■ **What to do**: Copy the listing below in full and skip every picture.

>> Start

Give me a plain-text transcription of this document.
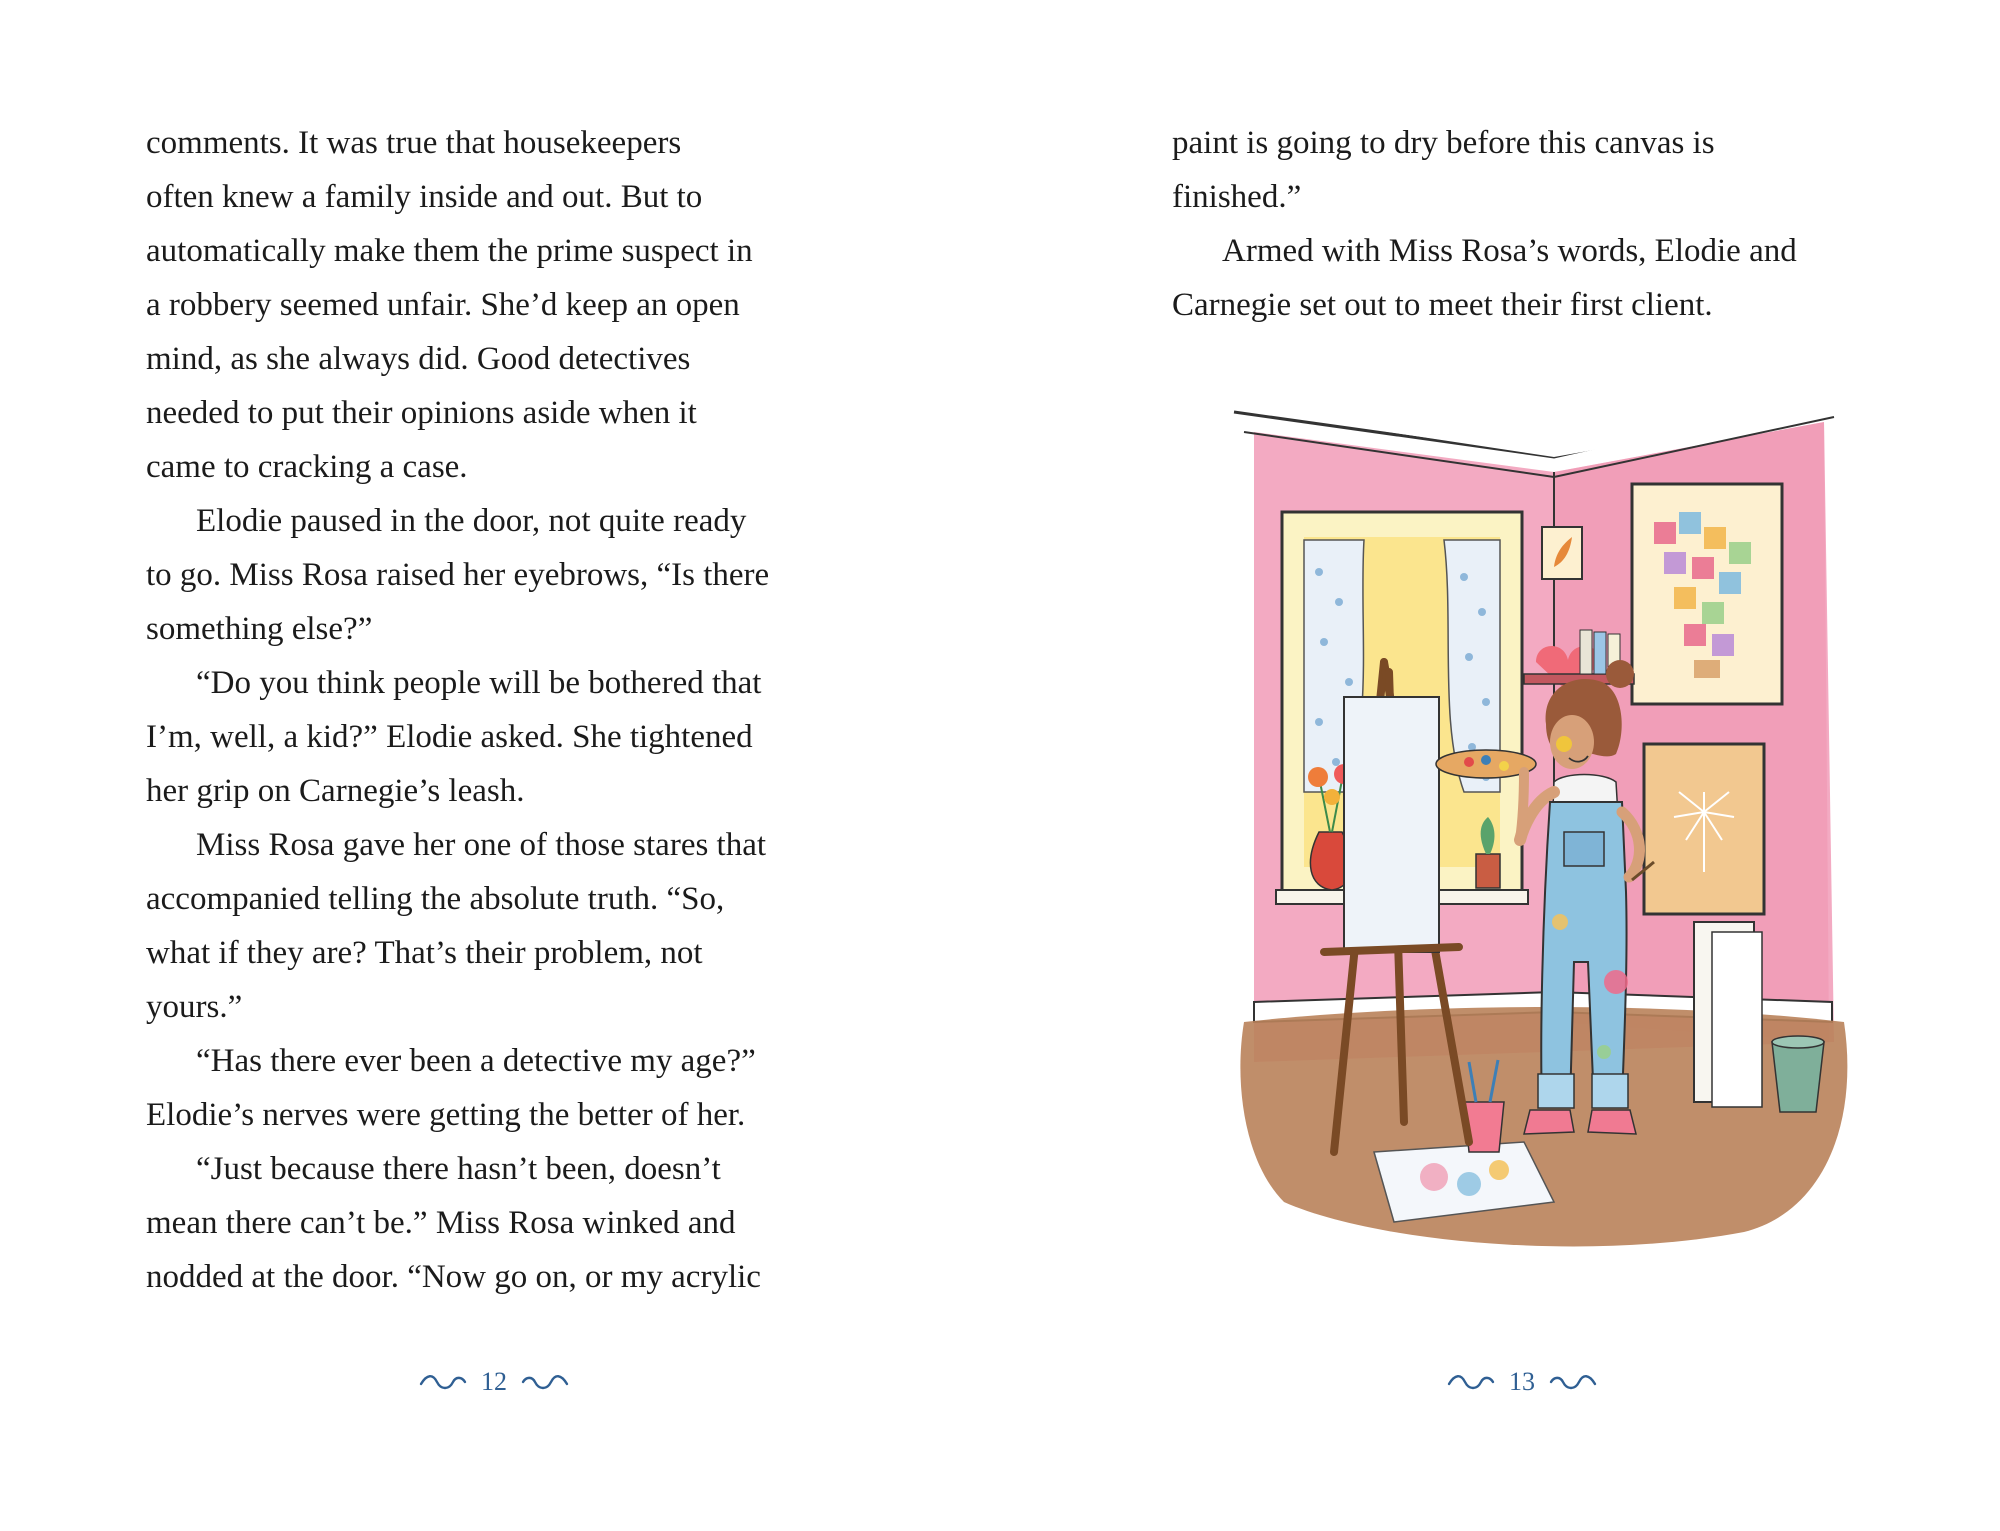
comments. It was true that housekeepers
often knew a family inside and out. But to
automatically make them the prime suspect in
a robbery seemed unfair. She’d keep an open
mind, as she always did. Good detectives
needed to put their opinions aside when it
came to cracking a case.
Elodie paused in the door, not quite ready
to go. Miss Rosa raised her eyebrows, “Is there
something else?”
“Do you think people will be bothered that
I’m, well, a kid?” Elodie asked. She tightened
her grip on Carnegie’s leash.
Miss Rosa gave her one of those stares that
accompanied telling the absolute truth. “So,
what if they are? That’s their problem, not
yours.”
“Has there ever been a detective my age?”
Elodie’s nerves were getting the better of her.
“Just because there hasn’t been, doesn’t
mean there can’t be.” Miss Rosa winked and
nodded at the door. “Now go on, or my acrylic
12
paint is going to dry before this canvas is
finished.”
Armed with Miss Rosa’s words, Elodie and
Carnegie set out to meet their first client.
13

>> End

■ **Exercise answer**:
Give me a plain-text transcription of this document.
comments. It was true that housekeepers
often knew a family inside and out. But to
automatically make them the prime suspect in
a robbery seemed unfair. She’d keep an open
mind, as she always did. Good detectives
needed to put their opinions aside when it
came to cracking a case.
Elodie paused in the door, not quite ready
to go. Miss Rosa raised her eyebrows, “Is there
something else?”
“Do you think people will be bothered that
I’m, well, a kid?” Elodie asked. She tightened
her grip on Carnegie’s leash.
Miss Rosa gave her one of those stares that
accompanied telling the absolute truth. “So,
what if they are? That’s their problem, not
yours.”
“Has there ever been a detective my age?”
Elodie’s nerves were getting the better of her.
“Just because there hasn’t been, doesn’t
mean there can’t be.” Miss Rosa winked and
nodded at the door. “Now go on, or my acrylic
12
paint is going to dry before this canvas is
finished.”
Armed with Miss Rosa’s words, Elodie and
Carnegie set out to meet their first client.
13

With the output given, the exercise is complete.